• [TASK DETAILS] In the sine law text, what other trigonometric equation is named as commonly applied to find lengths and angles in scalene triangles?

• [TEXT EXCERPT]
Begin

Sine Law

Introduction:

In trigonometry, the law of sinessine lawsine formula, or sine rule is an equation relating the lengths of the sides of a triangle (any shape) to the sines of its angles.

The law of sines can be used to compute the remaining sides of a triangle when two angles and a side are known. It can also be used when two sides and one of the non-enclosed angles are known. In some such cases, the triangle is not uniquely determined by this data (called the ambiguous case) and the technique gives two possible values for the enclosed angle.

The law of sines is one of two trigonometric equations commonly applied to find lengths and angles in scalene triangles, with the other being the law of cosines.

It can be generalized to higher dimensions on surfaces with constant curvature. Let's describe it further.


What is the Sine Law?

End

• [ENTRIES SUPPLIED]

Begin

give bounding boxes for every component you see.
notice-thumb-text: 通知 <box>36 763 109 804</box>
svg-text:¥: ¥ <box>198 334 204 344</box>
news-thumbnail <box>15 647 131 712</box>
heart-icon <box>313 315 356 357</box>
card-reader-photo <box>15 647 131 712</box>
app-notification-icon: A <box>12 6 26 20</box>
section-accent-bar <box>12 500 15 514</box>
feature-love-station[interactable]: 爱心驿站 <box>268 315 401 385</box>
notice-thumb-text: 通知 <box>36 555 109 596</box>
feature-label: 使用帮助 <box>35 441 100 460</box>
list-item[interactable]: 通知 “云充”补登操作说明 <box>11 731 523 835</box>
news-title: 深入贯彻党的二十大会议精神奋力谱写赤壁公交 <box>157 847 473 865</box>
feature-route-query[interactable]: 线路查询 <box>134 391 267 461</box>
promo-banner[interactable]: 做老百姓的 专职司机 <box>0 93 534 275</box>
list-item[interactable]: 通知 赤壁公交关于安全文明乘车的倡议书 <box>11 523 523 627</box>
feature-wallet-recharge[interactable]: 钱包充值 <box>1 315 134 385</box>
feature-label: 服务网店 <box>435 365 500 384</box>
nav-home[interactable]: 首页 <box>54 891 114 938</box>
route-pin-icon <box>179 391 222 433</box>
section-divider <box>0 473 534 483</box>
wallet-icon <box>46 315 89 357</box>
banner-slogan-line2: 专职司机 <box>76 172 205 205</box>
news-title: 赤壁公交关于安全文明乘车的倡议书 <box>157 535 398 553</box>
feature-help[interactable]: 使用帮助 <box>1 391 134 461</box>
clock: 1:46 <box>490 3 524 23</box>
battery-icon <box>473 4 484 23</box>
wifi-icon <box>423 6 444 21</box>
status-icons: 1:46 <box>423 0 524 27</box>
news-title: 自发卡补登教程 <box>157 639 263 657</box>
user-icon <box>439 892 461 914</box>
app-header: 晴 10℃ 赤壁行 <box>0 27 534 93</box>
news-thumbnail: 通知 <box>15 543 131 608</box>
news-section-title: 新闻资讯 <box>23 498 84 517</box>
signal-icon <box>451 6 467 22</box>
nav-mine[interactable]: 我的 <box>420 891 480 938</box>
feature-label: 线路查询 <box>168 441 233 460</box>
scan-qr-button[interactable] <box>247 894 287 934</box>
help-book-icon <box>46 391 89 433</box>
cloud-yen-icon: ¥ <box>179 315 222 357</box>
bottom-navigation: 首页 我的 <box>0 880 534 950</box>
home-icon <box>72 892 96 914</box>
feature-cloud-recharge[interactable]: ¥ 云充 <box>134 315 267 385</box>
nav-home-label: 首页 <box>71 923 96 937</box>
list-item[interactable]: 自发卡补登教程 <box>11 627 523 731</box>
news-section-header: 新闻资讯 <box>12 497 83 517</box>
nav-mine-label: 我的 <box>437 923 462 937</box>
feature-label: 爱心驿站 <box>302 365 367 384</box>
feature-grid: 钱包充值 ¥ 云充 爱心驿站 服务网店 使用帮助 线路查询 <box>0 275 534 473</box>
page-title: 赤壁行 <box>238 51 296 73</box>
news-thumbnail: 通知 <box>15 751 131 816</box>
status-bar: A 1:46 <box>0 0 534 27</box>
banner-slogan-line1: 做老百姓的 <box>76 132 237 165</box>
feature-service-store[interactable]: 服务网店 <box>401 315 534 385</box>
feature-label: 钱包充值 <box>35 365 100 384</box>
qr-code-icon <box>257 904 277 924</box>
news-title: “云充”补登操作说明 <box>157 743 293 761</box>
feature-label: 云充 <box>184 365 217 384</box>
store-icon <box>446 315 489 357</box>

End

• [FULL SOLUTION] The law of cosines.